(Dataset entries)
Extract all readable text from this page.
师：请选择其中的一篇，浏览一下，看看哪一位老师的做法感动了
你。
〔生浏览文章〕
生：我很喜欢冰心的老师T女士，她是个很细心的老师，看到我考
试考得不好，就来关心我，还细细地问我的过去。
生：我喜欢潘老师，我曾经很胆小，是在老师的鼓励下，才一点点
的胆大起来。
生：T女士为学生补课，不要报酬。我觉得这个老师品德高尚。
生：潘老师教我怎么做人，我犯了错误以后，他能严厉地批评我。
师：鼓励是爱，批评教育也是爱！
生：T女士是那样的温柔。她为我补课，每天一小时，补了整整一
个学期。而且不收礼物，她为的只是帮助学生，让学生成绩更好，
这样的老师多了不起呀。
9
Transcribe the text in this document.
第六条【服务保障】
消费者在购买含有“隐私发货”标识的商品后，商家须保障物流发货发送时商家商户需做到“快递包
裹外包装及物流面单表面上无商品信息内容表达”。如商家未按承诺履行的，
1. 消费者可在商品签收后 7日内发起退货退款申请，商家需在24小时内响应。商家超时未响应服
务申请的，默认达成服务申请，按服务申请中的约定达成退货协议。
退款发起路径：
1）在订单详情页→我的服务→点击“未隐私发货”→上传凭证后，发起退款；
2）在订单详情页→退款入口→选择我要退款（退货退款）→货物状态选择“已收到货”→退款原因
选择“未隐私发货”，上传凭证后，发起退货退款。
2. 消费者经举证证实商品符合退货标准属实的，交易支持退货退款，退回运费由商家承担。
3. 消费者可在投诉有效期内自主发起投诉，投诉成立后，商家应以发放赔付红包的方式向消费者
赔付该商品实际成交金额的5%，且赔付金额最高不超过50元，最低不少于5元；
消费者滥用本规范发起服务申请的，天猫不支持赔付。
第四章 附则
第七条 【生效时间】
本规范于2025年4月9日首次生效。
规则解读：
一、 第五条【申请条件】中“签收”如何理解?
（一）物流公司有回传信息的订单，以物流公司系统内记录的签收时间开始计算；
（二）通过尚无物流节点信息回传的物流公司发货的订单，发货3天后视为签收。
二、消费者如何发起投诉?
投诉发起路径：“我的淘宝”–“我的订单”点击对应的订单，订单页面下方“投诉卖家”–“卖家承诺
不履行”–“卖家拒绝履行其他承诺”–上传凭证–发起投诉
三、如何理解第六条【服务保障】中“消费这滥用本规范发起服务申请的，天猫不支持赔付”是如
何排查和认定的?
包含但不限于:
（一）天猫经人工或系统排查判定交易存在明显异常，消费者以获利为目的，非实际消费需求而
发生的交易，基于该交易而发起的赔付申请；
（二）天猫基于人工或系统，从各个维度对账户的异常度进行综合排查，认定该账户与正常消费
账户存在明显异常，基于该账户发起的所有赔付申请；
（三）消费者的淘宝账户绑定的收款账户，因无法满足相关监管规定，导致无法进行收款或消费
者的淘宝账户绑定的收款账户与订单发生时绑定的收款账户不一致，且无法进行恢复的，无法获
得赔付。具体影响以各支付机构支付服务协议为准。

**Aim of the exercise:** Write out all of the records once more, exactly.

**Full response:**
Extract all readable text from this page.
师：请选择其中的一篇，浏览一下，看看哪一位老师的做法感动了
你。
〔生浏览文章〕
生：我很喜欢冰心的老师T女士，她是个很细心的老师，看到我考
试考得不好，就来关心我，还细细地问我的过去。
生：我喜欢潘老师，我曾经很胆小，是在老师的鼓励下，才一点点
的胆大起来。
生：T女士为学生补课，不要报酬。我觉得这个老师品德高尚。
生：潘老师教我怎么做人，我犯了错误以后，他能严厉地批评我。
师：鼓励是爱，批评教育也是爱！
生：T女士是那样的温柔。她为我补课，每天一小时，补了整整一
个学期。而且不收礼物，她为的只是帮助学生，让学生成绩更好，
这样的老师多了不起呀。
9
Transcribe the text in this document.
第六条【服务保障】
消费者在购买含有“隐私发货”标识的商品后，商家须保障物流发货发送时商家商户需做到“快递包
裹外包装及物流面单表面上无商品信息内容表达”。如商家未按承诺履行的，
1. 消费者可在商品签收后 7日内发起退货退款申请，商家需在24小时内响应。商家超时未响应服
务申请的，默认达成服务申请，按服务申请中的约定达成退货协议。
退款发起路径：
1）在订单详情页→我的服务→点击“未隐私发货”→上传凭证后，发起退款；
2）在订单详情页→退款入口→选择我要退款（退货退款）→货物状态选择“已收到货”→退款原因
选择“未隐私发货”，上传凭证后，发起退货退款。
2. 消费者经举证证实商品符合退货标准属实的，交易支持退货退款，退回运费由商家承担。
3. 消费者可在投诉有效期内自主发起投诉，投诉成立后，商家应以发放赔付红包的方式向消费者
赔付该商品实际成交金额的5%，且赔付金额最高不超过50元，最低不少于5元；
消费者滥用本规范发起服务申请的，天猫不支持赔付。
第四章 附则
第七条 【生效时间】
本规范于2025年4月9日首次生效。
规则解读：
一、 第五条【申请条件】中“签收”如何理解?
（一）物流公司有回传信息的订单，以物流公司系统内记录的签收时间开始计算；
（二）通过尚无物流节点信息回传的物流公司发货的订单，发货3天后视为签收。
二、消费者如何发起投诉?
投诉发起路径：“我的淘宝”–“我的订单”点击对应的订单，订单页面下方“投诉卖家”–“卖家承诺
不履行”–“卖家拒绝履行其他承诺”–上传凭证–发起投诉
三、如何理解第六条【服务保障】中“消费这滥用本规范发起服务申请的，天猫不支持赔付”是如
何排查和认定的?
包含但不限于:
（一）天猫经人工或系统排查判定交易存在明显异常，消费者以获利为目的，非实际消费需求而
发生的交易，基于该交易而发起的赔付申请；
（二）天猫基于人工或系统，从各个维度对账户的异常度进行综合排查，认定该账户与正常消费
账户存在明显异常，基于该账户发起的所有赔付申请；
（三）消费者的淘宝账户绑定的收款账户，因无法满足相关监管规定，导致无法进行收款或消费
者的淘宝账户绑定的收款账户与订单发生时绑定的收款账户不一致，且无法进行恢复的，无法获
得赔付。具体影响以各支付机构支付服务协议为准。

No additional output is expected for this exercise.